WORK TO DO: Below are some records; work out how many of their lines contain "Trollberget" and give the number only.

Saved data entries
-- BEGIN --

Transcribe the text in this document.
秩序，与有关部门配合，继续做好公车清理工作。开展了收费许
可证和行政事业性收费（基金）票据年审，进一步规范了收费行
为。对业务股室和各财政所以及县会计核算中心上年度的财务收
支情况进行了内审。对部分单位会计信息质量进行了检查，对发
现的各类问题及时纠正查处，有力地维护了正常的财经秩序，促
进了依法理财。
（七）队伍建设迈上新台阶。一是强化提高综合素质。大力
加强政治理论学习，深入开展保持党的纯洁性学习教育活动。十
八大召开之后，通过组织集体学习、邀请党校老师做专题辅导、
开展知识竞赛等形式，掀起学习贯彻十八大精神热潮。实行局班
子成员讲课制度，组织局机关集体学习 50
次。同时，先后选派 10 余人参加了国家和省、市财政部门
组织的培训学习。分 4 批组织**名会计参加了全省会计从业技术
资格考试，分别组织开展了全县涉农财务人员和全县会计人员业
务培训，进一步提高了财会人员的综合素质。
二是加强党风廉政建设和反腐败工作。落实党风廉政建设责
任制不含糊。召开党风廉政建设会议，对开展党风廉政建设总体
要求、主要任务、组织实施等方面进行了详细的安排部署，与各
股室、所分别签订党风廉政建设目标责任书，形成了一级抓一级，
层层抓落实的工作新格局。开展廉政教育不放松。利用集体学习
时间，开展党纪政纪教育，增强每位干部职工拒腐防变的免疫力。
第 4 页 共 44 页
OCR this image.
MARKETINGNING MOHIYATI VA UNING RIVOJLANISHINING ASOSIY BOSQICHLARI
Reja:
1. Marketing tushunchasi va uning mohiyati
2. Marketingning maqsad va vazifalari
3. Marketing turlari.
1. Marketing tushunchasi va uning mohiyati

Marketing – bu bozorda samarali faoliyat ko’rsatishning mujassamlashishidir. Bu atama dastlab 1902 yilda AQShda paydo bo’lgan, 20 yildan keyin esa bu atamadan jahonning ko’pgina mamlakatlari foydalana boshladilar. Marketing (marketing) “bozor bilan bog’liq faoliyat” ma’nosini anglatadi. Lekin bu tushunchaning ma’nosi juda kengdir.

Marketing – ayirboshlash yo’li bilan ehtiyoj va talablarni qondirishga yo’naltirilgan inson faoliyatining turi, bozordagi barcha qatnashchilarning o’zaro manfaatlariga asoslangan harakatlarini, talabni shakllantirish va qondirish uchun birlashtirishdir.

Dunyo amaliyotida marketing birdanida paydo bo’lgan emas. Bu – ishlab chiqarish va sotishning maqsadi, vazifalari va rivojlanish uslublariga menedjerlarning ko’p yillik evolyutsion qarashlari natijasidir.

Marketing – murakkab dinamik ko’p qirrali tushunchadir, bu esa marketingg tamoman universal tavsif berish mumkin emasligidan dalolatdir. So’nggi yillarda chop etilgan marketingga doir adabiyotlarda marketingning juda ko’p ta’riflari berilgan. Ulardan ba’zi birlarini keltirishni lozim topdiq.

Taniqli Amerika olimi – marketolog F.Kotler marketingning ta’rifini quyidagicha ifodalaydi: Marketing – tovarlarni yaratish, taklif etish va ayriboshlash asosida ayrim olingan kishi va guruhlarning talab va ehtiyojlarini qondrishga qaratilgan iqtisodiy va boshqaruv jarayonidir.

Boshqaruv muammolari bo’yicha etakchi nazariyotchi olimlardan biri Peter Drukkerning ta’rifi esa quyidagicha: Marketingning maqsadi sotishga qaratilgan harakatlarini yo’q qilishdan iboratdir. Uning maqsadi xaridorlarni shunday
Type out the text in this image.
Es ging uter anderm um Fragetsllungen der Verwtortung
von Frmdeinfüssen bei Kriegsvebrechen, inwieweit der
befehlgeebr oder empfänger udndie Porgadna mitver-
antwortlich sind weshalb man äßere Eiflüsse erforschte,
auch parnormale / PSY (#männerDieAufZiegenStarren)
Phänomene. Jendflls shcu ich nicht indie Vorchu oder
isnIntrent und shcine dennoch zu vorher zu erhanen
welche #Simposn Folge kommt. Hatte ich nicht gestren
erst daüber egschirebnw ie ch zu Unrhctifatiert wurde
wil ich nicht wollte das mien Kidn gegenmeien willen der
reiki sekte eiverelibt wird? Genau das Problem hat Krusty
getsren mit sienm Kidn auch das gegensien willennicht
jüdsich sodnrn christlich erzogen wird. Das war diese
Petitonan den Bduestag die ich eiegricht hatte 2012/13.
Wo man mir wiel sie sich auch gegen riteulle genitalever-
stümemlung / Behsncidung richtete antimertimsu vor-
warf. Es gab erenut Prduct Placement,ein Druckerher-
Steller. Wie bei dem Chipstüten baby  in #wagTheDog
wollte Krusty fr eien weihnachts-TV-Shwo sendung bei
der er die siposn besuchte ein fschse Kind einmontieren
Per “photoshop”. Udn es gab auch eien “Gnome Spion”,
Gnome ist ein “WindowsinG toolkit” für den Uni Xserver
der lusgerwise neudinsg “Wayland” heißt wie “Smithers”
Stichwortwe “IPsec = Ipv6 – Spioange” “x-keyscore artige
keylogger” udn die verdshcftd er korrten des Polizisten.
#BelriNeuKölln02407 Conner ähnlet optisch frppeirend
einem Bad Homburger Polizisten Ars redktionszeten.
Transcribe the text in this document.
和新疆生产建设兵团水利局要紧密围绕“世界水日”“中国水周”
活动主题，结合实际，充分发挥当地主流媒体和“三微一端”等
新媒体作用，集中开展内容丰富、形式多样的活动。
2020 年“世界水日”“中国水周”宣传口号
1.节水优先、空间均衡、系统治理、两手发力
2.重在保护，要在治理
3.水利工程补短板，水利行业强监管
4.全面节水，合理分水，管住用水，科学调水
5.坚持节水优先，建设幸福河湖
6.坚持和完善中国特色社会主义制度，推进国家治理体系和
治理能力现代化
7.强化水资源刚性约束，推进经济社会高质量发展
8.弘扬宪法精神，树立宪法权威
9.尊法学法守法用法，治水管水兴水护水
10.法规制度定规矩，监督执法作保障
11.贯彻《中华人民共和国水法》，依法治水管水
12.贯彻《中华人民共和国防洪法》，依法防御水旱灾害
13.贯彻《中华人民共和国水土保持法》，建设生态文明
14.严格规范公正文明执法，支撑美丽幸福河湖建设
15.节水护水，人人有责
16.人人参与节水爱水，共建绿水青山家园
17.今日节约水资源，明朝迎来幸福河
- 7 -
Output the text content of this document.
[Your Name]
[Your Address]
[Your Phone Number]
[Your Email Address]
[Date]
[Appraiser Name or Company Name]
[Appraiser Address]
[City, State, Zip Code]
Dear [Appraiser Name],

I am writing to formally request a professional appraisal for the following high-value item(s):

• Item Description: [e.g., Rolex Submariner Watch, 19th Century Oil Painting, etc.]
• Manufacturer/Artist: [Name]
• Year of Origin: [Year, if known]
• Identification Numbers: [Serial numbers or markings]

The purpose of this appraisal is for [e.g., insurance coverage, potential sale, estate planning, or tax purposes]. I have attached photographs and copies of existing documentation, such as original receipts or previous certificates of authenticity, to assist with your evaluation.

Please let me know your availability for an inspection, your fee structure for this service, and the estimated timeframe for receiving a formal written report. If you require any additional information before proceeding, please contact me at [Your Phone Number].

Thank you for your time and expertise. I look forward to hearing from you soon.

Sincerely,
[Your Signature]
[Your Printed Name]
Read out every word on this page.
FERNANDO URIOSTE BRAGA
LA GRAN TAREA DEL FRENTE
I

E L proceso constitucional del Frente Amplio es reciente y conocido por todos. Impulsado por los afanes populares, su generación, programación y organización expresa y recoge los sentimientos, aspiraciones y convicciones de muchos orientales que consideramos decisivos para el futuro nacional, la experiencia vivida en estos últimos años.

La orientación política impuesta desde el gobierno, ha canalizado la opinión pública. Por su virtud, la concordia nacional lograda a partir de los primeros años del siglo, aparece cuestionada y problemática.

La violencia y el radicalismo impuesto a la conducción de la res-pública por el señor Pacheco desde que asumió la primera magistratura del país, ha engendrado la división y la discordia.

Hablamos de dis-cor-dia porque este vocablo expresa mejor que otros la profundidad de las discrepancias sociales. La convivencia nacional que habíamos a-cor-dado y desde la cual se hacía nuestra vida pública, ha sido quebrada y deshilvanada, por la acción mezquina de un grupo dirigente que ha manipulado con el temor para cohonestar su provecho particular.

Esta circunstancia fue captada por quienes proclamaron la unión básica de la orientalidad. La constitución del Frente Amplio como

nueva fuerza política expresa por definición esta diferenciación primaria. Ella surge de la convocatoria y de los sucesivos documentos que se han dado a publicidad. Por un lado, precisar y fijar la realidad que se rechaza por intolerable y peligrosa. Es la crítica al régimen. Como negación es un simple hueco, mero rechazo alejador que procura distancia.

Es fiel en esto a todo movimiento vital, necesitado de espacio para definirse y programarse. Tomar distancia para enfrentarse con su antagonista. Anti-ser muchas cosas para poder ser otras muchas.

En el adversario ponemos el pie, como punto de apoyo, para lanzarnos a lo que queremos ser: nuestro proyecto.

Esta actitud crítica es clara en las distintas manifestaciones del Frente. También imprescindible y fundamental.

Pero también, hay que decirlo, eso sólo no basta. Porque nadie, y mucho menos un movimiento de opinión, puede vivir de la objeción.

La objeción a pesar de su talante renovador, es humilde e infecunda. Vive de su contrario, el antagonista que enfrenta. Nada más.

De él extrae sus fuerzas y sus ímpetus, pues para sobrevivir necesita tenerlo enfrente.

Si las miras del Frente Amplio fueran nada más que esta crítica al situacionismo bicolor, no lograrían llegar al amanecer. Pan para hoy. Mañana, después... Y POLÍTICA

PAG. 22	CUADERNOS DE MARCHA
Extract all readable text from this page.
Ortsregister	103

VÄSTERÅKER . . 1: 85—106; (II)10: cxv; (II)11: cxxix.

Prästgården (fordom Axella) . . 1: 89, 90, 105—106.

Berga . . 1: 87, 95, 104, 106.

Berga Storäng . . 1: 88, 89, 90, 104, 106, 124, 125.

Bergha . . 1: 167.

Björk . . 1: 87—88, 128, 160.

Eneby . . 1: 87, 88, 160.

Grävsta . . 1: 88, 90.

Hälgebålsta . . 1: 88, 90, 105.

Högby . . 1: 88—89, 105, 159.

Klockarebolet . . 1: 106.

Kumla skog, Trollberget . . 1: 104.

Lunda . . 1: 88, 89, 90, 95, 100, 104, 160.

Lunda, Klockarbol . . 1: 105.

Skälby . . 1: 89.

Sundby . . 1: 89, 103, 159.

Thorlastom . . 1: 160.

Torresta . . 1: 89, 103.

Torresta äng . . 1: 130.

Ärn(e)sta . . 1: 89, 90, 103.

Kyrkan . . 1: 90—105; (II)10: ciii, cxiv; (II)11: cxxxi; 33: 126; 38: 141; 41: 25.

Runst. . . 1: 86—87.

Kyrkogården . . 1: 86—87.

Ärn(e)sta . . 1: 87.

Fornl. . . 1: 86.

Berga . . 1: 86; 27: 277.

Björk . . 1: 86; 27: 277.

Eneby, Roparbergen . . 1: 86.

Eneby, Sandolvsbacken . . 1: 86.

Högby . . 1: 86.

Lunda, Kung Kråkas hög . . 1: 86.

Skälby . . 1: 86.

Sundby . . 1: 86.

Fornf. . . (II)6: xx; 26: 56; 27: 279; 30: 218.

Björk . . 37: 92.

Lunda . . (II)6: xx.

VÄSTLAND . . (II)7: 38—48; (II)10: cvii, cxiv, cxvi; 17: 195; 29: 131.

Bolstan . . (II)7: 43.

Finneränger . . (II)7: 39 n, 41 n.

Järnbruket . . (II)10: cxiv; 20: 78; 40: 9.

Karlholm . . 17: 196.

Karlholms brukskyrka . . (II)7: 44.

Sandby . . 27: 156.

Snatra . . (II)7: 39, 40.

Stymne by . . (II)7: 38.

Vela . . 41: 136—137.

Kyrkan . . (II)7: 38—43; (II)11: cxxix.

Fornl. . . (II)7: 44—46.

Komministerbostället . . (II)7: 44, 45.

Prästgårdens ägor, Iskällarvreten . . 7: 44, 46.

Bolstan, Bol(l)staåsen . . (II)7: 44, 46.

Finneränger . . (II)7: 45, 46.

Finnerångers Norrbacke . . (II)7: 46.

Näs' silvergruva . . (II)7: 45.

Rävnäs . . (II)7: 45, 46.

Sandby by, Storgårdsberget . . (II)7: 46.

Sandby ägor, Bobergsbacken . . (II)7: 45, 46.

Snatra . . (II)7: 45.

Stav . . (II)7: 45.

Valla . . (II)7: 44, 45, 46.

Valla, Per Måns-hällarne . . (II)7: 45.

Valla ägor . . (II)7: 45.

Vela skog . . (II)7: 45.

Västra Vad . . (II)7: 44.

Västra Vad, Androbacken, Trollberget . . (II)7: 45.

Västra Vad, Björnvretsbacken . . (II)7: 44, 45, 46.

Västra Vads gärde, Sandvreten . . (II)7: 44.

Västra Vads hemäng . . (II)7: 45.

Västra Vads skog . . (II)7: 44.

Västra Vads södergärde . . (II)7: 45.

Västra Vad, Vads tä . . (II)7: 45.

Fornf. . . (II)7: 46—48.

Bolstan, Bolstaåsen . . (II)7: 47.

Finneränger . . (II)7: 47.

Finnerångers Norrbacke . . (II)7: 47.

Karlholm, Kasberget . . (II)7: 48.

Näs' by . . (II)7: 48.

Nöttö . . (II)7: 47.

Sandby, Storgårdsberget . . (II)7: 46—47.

-- END --

RESULT OF THE TASK: 2